------ RAW RECORDS ------

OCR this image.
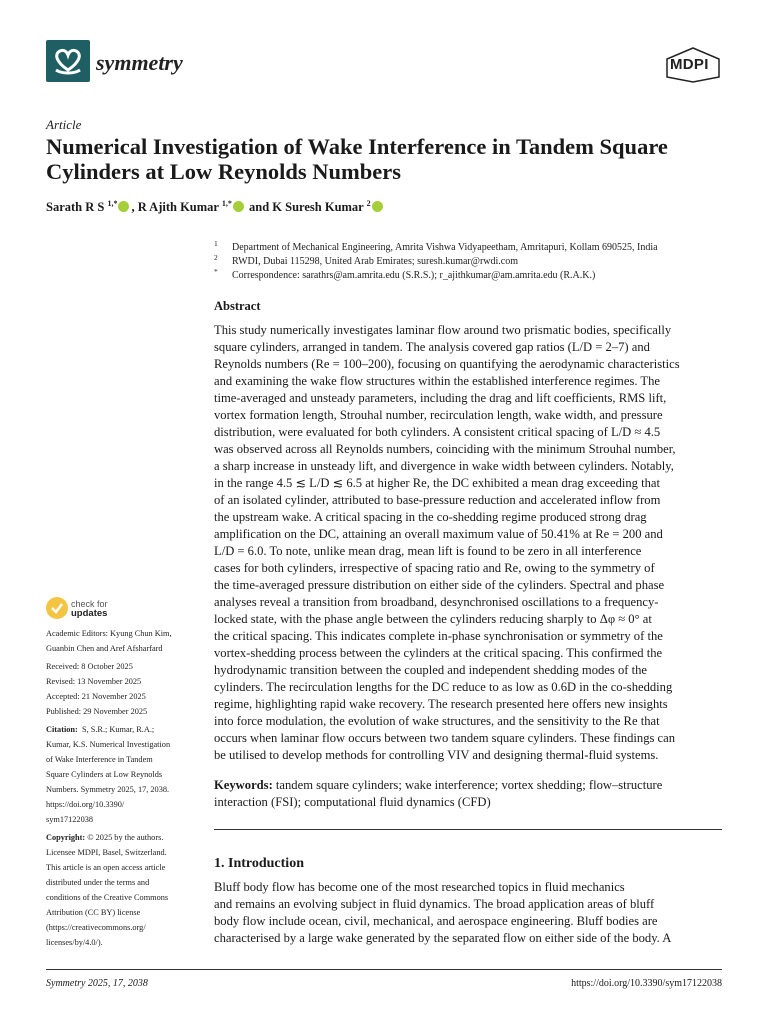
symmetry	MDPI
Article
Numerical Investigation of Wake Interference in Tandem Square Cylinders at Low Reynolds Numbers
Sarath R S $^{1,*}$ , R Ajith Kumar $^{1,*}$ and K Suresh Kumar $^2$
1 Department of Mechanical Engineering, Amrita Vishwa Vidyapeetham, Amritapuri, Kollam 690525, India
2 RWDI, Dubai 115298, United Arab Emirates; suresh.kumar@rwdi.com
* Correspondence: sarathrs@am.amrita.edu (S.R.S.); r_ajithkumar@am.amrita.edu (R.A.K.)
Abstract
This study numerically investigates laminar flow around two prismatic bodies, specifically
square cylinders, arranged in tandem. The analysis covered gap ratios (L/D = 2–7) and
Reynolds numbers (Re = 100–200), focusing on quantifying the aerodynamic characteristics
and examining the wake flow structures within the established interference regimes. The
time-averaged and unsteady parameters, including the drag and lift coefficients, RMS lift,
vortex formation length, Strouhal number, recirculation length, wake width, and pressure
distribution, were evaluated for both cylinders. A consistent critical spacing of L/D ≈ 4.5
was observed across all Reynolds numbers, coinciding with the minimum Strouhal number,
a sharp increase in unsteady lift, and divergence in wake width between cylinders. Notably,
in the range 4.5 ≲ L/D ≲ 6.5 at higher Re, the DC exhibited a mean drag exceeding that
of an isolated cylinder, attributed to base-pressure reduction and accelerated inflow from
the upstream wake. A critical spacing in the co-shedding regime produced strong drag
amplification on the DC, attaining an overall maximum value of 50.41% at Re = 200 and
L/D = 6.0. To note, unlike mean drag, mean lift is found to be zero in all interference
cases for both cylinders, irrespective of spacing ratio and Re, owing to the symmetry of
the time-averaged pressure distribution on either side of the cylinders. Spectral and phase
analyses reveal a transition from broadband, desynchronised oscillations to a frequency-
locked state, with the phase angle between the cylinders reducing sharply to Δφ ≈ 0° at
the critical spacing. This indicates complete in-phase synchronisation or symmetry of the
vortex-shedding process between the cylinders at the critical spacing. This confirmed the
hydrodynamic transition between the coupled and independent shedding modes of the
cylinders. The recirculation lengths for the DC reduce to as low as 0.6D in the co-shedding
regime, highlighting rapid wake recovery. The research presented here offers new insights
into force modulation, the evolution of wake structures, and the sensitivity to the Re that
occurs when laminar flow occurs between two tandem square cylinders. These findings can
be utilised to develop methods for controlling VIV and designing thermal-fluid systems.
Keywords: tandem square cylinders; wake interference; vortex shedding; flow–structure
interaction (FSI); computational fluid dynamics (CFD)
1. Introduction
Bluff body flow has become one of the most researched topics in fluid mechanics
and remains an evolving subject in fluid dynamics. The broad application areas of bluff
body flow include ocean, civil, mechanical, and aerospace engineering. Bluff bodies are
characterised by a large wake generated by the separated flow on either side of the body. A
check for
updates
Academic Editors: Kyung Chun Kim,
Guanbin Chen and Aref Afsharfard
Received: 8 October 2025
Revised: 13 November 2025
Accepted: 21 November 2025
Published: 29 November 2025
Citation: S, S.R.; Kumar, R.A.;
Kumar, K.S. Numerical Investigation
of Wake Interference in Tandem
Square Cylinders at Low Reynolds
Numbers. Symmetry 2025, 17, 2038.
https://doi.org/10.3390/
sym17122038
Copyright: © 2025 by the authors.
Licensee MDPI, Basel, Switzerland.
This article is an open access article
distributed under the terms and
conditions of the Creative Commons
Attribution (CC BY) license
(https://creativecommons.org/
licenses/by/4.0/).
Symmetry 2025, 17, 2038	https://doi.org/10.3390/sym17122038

------

> [SET PROBLEM]:
Copy the records word for word, leaving no picture in the copy.

> [ANSWER FOR THE TASK]:
OCR this image.
symmetry	MDPI
Article
Numerical Investigation of Wake Interference in Tandem Square Cylinders at Low Reynolds Numbers
Sarath R S $^{1,*}$ , R Ajith Kumar $^{1,*}$ and K Suresh Kumar $^2$
1 Department of Mechanical Engineering, Amrita Vishwa Vidyapeetham, Amritapuri, Kollam 690525, India
2 RWDI, Dubai 115298, United Arab Emirates; suresh.kumar@rwdi.com
* Correspondence: sarathrs@am.amrita.edu (S.R.S.); r_ajithkumar@am.amrita.edu (R.A.K.)
Abstract
This study numerically investigates laminar flow around two prismatic bodies, specifically
square cylinders, arranged in tandem. The analysis covered gap ratios (L/D = 2–7) and
Reynolds numbers (Re = 100–200), focusing on quantifying the aerodynamic characteristics
and examining the wake flow structures within the established interference regimes. The
time-averaged and unsteady parameters, including the drag and lift coefficients, RMS lift,
vortex formation length, Strouhal number, recirculation length, wake width, and pressure
distribution, were evaluated for both cylinders. A consistent critical spacing of L/D ≈ 4.5
was observed across all Reynolds numbers, coinciding with the minimum Strouhal number,
a sharp increase in unsteady lift, and divergence in wake width between cylinders. Notably,
in the range 4.5 ≲ L/D ≲ 6.5 at higher Re, the DC exhibited a mean drag exceeding that
of an isolated cylinder, attributed to base-pressure reduction and accelerated inflow from
the upstream wake. A critical spacing in the co-shedding regime produced strong drag
amplification on the DC, attaining an overall maximum value of 50.41% at Re = 200 and
L/D = 6.0. To note, unlike mean drag, mean lift is found to be zero in all interference
cases for both cylinders, irrespective of spacing ratio and Re, owing to the symmetry of
the time-averaged pressure distribution on either side of the cylinders. Spectral and phase
analyses reveal a transition from broadband, desynchronised oscillations to a frequency-
locked state, with the phase angle between the cylinders reducing sharply to Δφ ≈ 0° at
the critical spacing. This indicates complete in-phase synchronisation or symmetry of the
vortex-shedding process between the cylinders at the critical spacing. This confirmed the
hydrodynamic transition between the coupled and independent shedding modes of the
cylinders. The recirculation lengths for the DC reduce to as low as 0.6D in the co-shedding
regime, highlighting rapid wake recovery. The research presented here offers new insights
into force modulation, the evolution of wake structures, and the sensitivity to the Re that
occurs when laminar flow occurs between two tandem square cylinders. These findings can
be utilised to develop methods for controlling VIV and designing thermal-fluid systems.
Keywords: tandem square cylinders; wake interference; vortex shedding; flow–structure
interaction (FSI); computational fluid dynamics (CFD)
1. Introduction
Bluff body flow has become one of the most researched topics in fluid mechanics
and remains an evolving subject in fluid dynamics. The broad application areas of bluff
body flow include ocean, civil, mechanical, and aerospace engineering. Bluff bodies are
characterised by a large wake generated by the separated flow on either side of the body. A
check for
updates
Academic Editors: Kyung Chun Kim,
Guanbin Chen and Aref Afsharfard
Received: 8 October 2025
Revised: 13 November 2025
Accepted: 21 November 2025
Published: 29 November 2025
Citation: S, S.R.; Kumar, R.A.;
Kumar, K.S. Numerical Investigation
of Wake Interference in Tandem
Square Cylinders at Low Reynolds
Numbers. Symmetry 2025, 17, 2038.
https://doi.org/10.3390/
sym17122038
Copyright: © 2025 by the authors.
Licensee MDPI, Basel, Switzerland.
This article is an open access article
distributed under the terms and
conditions of the Creative Commons
Attribution (CC BY) license
(https://creativecommons.org/
licenses/by/4.0/).
Symmetry 2025, 17, 2038	https://doi.org/10.3390/sym17122038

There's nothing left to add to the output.